> [Source passage]
--- BEGIN ---

Hundreds of services in production, number changing all the time
General point: everything is a tradeoff. Try to make them intentionally
Upsides
Allows teams to release independently
Teams own their own uptime
Lets you pick the best tool for the job
Downsides
Managing a distributed system
Everything is an RPC
If using HTTP, need standards for how it’s used, or else a lot of incidental complexity to understand how another API works. Servers are not browsers: just set it up to call a function
Calls are slow
Static types would be nice
What if it breaks?
How do you make sure the right people are paged for the root of the failure?
If you own your uptime, you can block other teams if they need a fix in your service
Can they release your service?
Temptation to build around problems instead
Specifically, political/organizational problems
You get to keep your biases instead of learn
Using separate languages means
Hard to share code
Hard to contribute fixes to other codebases
Hard to move between teams
Fragments the org culture into tribes
More difficult to understand the service in the larger context, can’t see all in one place
Teams set up separate dashboards for status
Tracking performance
Each programming language has its own different tools
Work needed to get them into a consistent format (is that OSS now?)
Fanout: the latency of the slowest step sets the speed for your whole system (I guess it refers to services calling many other services)

--- END ---

> [Data shown]
--- BEGIN ---

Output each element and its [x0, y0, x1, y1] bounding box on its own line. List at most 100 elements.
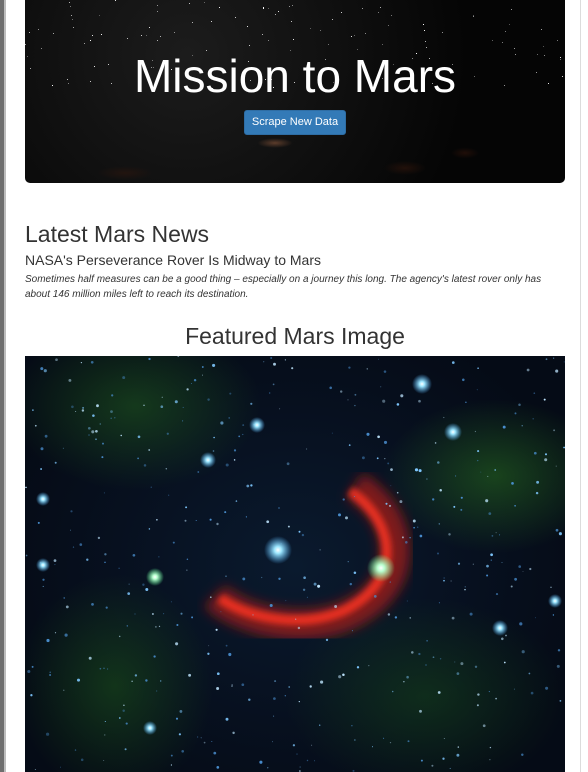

--- END ---

> [Actions to take]
• A. In the notes on running many services, what sets the speed for the whole system under fanout?
• B. Copy the passage of the notes on running many services from "Hundreds of services" to "of the failure?" word for word.
The listing is material separate from the notes on running many services.

> [Task-by-task solutions]
• A. The latency of the slowest step.

• B.
Hundreds of services in production, number changing all the time
General point: everything is a tradeoff. Try to make them intentionally
Upsides
Allows teams to release independently
Teams own their own uptime
Lets you pick the best tool for the job
Downsides
Managing a distributed system
Everything is an RPC
If using HTTP, need standards for how it’s used, or else a lot of incidental complexity to understand how another API works. Servers are not browsers: just set it up to call a function
Calls are slow
Static types would be nice
What if it breaks?
How do you make sure the right people are paged for the root of the failure?